Exercise details: From the data that follows, copy every line holding the string "JSON".

Data for processing:
━━━━━━━━
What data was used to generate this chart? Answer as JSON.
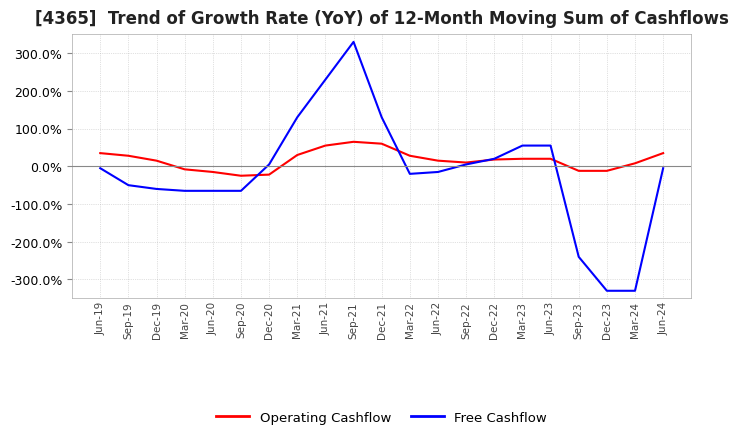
{
  "title": "[4365]  Trend of Growth Rate (YoY) of 12-Month Moving Sum of Cashflows",
  "title_fontsize": 12,
  "ylim": [
    -350,
    350
  ],
  "yticks": [
    -300,
    -200,
    -100,
    0,
    100,
    200,
    300
  ],
  "background_color": "#ffffff",
  "grid_color": "#aaaaaa",
  "legend_labels": [
    "Operating Cashflow",
    "Free Cashflow"
  ],
  "legend_colors": [
    "#ff0000",
    "#0000ff"
  ],
  "x_labels": [
    "Jun-19",
    "Sep-19",
    "Dec-19",
    "Mar-20",
    "Jun-20",
    "Sep-20",
    "Dec-20",
    "Mar-21",
    "Jun-21",
    "Sep-21",
    "Dec-21",
    "Mar-22",
    "Jun-22",
    "Sep-22",
    "Dec-22",
    "Mar-23",
    "Jun-23",
    "Sep-23",
    "Dec-23",
    "Mar-24",
    "Jun-24"
  ],
  "operating_cashflow": [
    35,
    28,
    15,
    -8,
    -15,
    -25,
    -22,
    30,
    55,
    65,
    60,
    28,
    15,
    10,
    18,
    20,
    20,
    -12,
    -12,
    8,
    35
  ],
  "free_cashflow": [
    -5,
    -50,
    -60,
    -65,
    -65,
    -65,
    5,
    130,
    230,
    330,
    130,
    -20,
    -15,
    5,
    20,
    55,
    55,
    -240,
    -330,
    -330,
    -5
  ]
}
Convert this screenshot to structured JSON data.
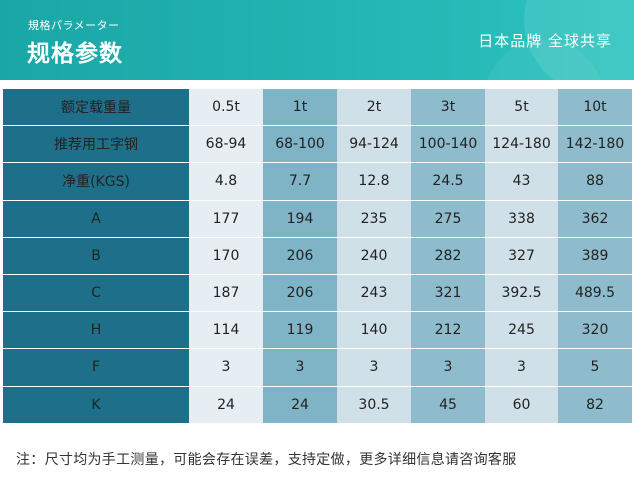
━━━━━━━━
Solution for this task:
What data was used to generate this chart? Answer as JSON.
Convert this screenshot to structured JSON data.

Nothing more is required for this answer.